◆ Entries supplied
────────────────
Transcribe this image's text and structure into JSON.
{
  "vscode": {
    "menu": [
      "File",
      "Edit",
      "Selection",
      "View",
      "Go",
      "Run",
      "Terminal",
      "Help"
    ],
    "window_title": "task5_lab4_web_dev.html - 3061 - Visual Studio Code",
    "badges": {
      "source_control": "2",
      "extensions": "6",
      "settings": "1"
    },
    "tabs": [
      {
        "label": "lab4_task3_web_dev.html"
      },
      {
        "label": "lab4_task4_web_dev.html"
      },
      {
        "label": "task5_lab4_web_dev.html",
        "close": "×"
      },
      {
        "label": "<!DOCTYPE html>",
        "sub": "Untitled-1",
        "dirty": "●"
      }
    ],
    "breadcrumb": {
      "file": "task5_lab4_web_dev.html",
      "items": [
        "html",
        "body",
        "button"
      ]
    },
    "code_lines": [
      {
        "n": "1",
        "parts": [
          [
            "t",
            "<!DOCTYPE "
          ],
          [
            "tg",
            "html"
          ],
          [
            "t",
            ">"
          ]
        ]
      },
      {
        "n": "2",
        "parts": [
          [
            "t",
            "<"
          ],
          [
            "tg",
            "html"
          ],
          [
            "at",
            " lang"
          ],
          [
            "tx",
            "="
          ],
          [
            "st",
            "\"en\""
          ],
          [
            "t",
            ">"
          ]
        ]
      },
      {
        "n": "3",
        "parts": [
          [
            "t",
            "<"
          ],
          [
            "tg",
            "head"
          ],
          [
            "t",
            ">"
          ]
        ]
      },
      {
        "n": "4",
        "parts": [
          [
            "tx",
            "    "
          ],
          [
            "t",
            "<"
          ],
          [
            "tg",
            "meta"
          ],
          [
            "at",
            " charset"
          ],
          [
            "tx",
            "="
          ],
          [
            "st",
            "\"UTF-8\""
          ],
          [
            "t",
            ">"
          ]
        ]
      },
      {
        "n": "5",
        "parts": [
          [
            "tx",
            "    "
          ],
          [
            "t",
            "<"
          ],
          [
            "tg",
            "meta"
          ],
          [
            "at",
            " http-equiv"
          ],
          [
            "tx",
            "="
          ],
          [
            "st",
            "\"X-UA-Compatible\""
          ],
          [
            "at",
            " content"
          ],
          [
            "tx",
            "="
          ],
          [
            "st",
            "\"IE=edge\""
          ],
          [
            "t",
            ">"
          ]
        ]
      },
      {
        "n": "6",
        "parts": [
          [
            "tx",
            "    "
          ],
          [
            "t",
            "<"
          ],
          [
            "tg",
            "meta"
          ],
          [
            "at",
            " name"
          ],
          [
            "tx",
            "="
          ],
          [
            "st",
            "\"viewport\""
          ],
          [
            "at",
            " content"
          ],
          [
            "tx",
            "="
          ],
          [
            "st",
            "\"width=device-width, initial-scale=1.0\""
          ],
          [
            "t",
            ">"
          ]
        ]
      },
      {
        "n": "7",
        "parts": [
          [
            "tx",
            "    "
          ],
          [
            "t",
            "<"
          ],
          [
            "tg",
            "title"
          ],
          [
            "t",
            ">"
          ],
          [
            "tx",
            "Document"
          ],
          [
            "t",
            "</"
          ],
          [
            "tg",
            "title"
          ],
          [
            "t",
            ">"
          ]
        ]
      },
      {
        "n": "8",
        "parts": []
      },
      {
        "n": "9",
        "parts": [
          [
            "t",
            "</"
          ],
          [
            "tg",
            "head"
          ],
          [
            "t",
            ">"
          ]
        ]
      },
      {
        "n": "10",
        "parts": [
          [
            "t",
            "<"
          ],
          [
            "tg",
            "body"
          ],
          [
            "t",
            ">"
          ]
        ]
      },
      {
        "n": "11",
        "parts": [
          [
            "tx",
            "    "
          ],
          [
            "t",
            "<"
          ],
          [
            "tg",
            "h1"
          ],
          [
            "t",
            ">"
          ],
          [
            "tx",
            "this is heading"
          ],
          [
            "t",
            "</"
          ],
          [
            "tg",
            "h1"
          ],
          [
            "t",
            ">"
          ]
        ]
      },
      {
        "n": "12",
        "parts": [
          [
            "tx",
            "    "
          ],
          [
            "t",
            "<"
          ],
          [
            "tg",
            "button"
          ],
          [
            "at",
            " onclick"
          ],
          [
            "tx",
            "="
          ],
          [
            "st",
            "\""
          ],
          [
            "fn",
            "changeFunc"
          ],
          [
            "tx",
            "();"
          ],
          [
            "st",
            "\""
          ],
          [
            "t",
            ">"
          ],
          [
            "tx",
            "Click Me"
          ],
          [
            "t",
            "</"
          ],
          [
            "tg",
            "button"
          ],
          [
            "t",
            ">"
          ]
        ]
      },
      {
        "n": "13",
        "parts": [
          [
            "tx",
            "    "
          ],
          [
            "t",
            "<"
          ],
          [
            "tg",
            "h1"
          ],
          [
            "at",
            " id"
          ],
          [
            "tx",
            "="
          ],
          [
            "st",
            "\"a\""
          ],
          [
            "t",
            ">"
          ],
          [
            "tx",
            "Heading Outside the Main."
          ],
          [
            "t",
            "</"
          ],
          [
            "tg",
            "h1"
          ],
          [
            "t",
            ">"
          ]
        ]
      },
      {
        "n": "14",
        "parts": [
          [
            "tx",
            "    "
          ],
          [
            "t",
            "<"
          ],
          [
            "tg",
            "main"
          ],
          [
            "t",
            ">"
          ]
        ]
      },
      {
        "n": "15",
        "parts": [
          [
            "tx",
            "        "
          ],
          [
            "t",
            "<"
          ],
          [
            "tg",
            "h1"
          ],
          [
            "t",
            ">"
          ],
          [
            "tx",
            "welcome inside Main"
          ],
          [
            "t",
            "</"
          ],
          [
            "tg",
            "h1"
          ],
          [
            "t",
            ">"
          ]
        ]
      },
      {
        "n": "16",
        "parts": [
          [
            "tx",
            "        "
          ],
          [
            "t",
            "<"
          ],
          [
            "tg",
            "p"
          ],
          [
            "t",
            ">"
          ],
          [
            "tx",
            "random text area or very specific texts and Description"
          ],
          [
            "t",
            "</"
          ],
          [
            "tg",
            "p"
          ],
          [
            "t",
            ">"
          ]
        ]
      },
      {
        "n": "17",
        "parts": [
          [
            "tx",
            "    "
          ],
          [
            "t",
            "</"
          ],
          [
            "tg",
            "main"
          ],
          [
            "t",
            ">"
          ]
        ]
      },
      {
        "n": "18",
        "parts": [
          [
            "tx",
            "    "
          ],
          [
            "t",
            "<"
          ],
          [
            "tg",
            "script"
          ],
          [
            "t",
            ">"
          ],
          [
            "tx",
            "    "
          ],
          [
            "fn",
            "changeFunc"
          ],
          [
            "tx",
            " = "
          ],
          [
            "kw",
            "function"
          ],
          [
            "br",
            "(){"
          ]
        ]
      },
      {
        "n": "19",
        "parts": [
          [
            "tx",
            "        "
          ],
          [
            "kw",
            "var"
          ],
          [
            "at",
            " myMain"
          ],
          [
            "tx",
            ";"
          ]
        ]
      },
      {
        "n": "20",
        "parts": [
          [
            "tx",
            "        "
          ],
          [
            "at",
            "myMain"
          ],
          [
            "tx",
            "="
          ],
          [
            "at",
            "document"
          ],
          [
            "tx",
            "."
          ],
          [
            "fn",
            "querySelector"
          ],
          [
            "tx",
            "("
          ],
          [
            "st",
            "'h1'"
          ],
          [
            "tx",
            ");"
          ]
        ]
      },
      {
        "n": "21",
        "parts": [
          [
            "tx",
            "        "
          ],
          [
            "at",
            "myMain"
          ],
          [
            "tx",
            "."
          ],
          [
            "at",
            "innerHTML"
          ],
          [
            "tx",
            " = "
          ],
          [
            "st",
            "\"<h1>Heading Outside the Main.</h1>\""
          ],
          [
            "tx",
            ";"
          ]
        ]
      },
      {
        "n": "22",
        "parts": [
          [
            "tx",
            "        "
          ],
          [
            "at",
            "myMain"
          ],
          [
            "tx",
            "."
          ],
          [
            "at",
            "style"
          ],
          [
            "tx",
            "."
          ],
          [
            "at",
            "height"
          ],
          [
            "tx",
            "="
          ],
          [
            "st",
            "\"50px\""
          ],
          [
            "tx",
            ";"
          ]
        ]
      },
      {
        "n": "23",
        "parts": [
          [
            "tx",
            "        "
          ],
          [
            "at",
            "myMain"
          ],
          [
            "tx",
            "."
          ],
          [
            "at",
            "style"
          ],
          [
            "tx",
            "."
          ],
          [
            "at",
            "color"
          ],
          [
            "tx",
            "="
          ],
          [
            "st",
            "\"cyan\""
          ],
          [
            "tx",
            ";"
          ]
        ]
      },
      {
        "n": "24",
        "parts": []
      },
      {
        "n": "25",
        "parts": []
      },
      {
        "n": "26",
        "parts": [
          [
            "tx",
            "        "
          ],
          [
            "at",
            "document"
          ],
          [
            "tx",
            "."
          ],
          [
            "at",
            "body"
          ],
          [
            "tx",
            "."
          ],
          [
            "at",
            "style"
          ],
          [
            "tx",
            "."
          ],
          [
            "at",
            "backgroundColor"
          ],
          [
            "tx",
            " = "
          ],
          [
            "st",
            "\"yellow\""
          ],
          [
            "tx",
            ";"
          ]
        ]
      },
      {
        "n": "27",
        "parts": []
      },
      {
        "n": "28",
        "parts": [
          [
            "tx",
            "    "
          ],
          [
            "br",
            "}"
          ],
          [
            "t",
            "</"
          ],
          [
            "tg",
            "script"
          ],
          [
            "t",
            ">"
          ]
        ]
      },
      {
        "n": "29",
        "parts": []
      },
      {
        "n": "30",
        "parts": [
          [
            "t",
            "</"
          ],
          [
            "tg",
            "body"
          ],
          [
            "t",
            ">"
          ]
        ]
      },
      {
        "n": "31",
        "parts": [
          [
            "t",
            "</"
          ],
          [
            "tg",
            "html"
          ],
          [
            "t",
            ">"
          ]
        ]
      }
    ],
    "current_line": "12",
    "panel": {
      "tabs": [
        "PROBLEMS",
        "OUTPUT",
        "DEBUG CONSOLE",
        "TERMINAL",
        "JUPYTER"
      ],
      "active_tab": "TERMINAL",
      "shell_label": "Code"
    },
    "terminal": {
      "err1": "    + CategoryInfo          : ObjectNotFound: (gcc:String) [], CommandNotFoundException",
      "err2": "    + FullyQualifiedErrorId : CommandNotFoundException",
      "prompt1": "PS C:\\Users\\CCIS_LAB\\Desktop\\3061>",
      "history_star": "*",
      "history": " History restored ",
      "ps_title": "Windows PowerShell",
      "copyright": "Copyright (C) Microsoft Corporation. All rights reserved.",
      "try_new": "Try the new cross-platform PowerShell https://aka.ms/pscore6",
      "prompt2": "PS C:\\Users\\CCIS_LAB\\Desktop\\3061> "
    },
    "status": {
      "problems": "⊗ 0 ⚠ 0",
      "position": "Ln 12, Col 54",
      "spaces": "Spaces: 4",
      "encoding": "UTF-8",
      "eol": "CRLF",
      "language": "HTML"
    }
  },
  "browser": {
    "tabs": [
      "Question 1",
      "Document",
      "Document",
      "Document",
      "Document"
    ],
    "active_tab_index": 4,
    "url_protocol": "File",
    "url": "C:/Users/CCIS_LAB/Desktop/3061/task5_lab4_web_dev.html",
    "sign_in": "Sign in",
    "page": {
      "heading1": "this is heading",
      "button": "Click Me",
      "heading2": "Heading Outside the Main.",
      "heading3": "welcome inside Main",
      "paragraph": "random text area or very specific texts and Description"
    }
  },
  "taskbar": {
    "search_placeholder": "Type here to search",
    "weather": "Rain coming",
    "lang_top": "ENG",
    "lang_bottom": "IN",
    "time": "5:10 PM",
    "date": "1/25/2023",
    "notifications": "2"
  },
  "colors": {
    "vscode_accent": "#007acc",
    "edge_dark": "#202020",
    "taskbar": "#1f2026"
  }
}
────────────────
Your answer should be only the number of lines that hold the word "very".

◆ Solution to this task
2